### [Saved entries]

start

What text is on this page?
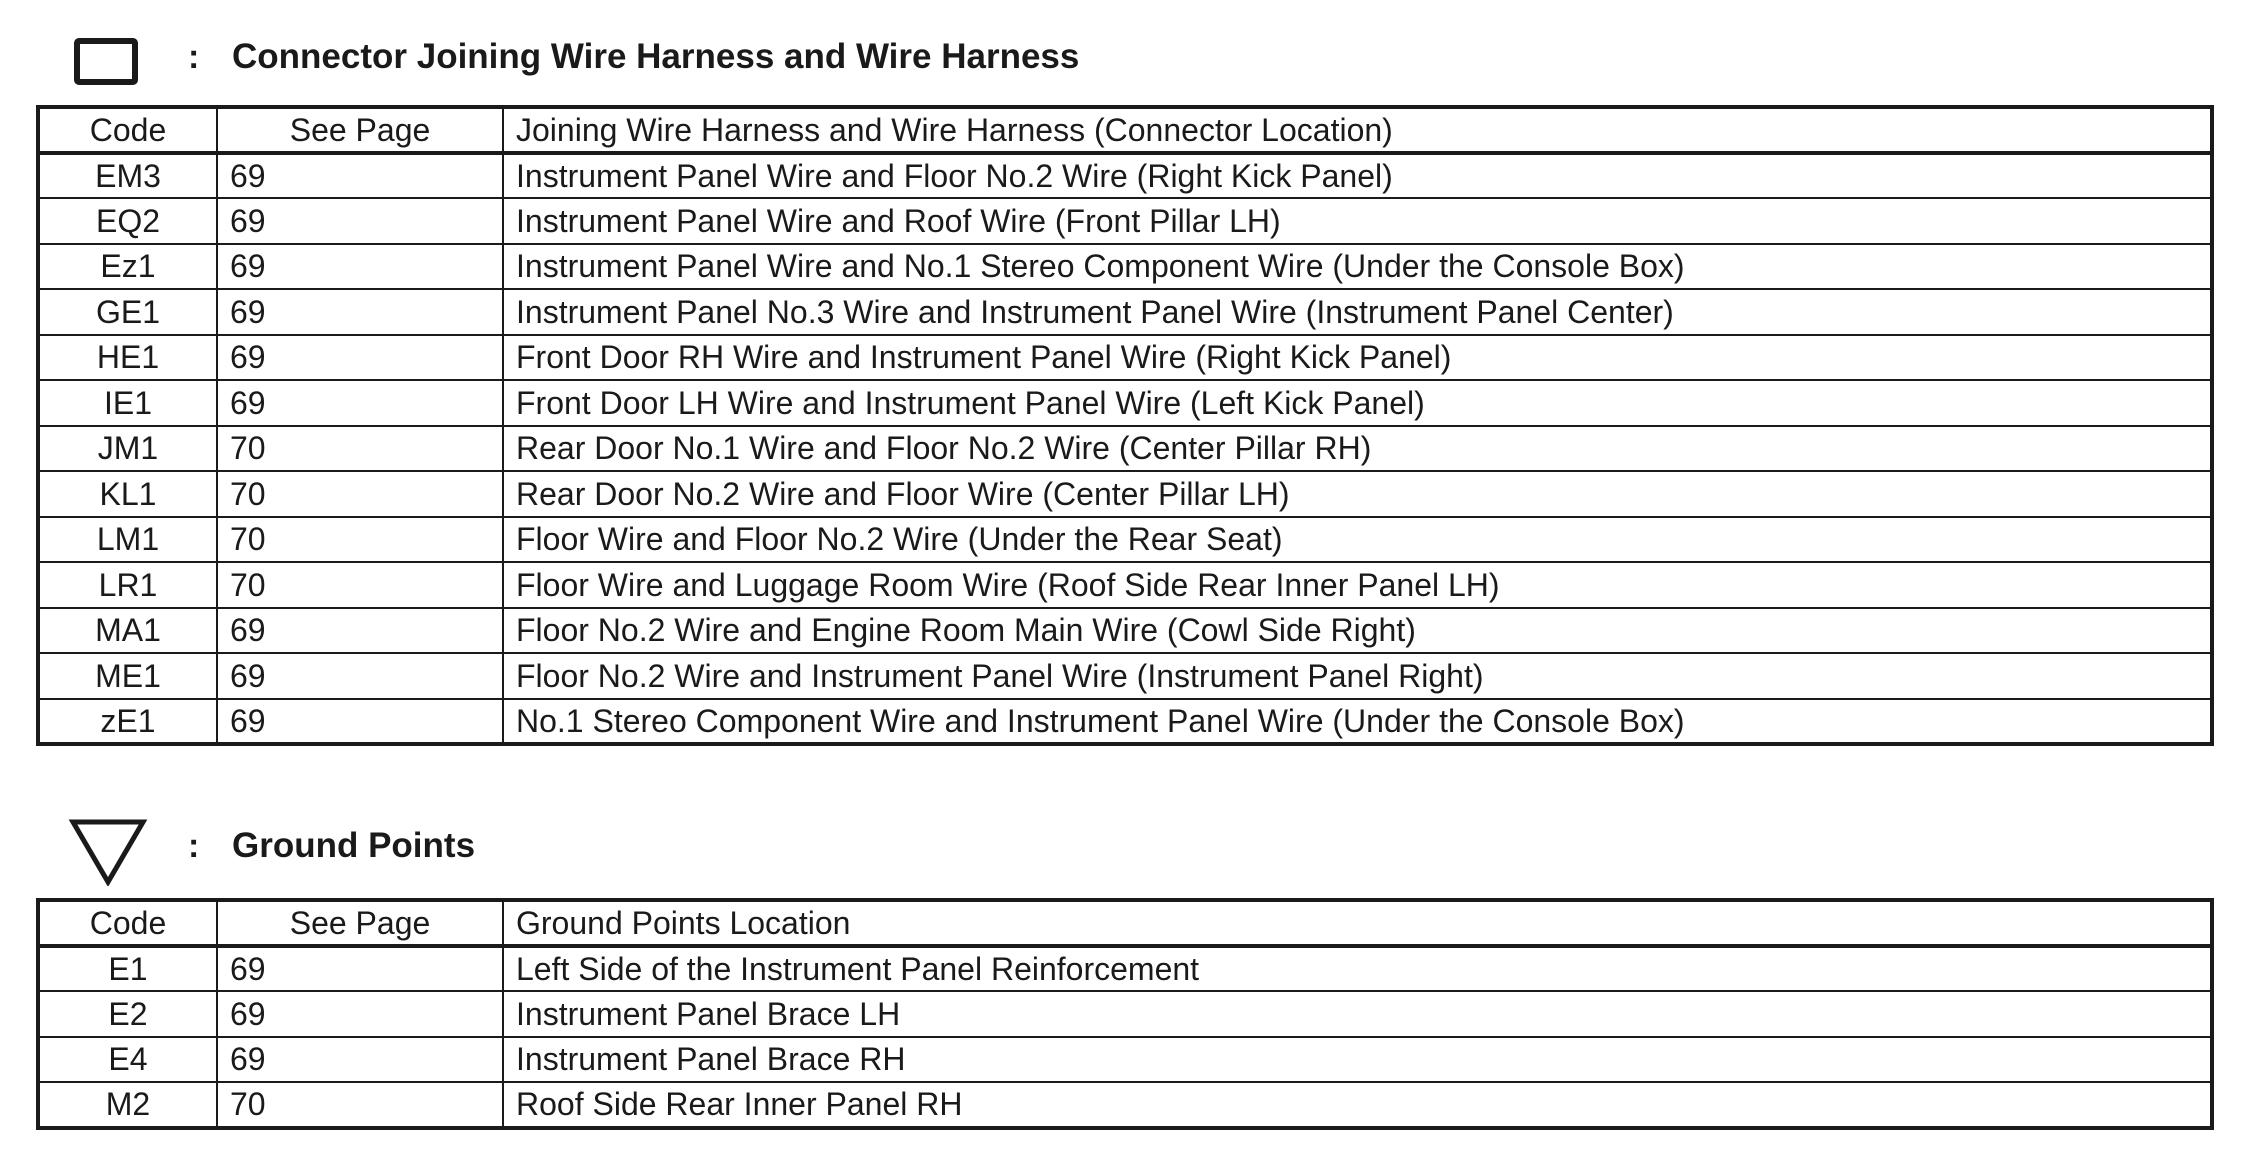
: Connector Joining Wire Harness and Wire Harness
Code	See Page	Joining Wire Harness and Wire Harness (Connector Location)
EM3	69	Instrument Panel Wire and Floor No.2 Wire (Right Kick Panel)
EQ2	69	Instrument Panel Wire and Roof Wire (Front Pillar LH)
Ez1	69	Instrument Panel Wire and No.1 Stereo Component Wire (Under the Console Box)
GE1	69	Instrument Panel No.3 Wire and Instrument Panel Wire (Instrument Panel Center)
HE1	69	Front Door RH Wire and Instrument Panel Wire (Right Kick Panel)
IE1	69	Front Door LH Wire and Instrument Panel Wire (Left Kick Panel)
JM1	70	Rear Door No.1 Wire and Floor No.2 Wire (Center Pillar RH)
KL1	70	Rear Door No.2 Wire and Floor Wire (Center Pillar LH)
LM1	70	Floor Wire and Floor No.2 Wire (Under the Rear Seat)
LR1	70	Floor Wire and Luggage Room Wire (Roof Side Rear Inner Panel LH)
MA1	69	Floor No.2 Wire and Engine Room Main Wire (Cowl Side Right)
ME1	69	Floor No.2 Wire and Instrument Panel Wire (Instrument Panel Right)
zE1	69	No.1 Stereo Component Wire and Instrument Panel Wire (Under the Console Box)
: Ground Points
Code	See Page	Ground Points Location
E1	69	Left Side of the Instrument Panel Reinforcement
E2	69	Instrument Panel Brace LH
E4	69	Instrument Panel Brace RH
M2	70	Roof Side Rear Inner Panel RH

end

### [Description of the task]
Return all lines containing the word "Brace".

### [Result for this exercise]
E2	69	Instrument Panel Brace LH
E4	69	Instrument Panel Brace RH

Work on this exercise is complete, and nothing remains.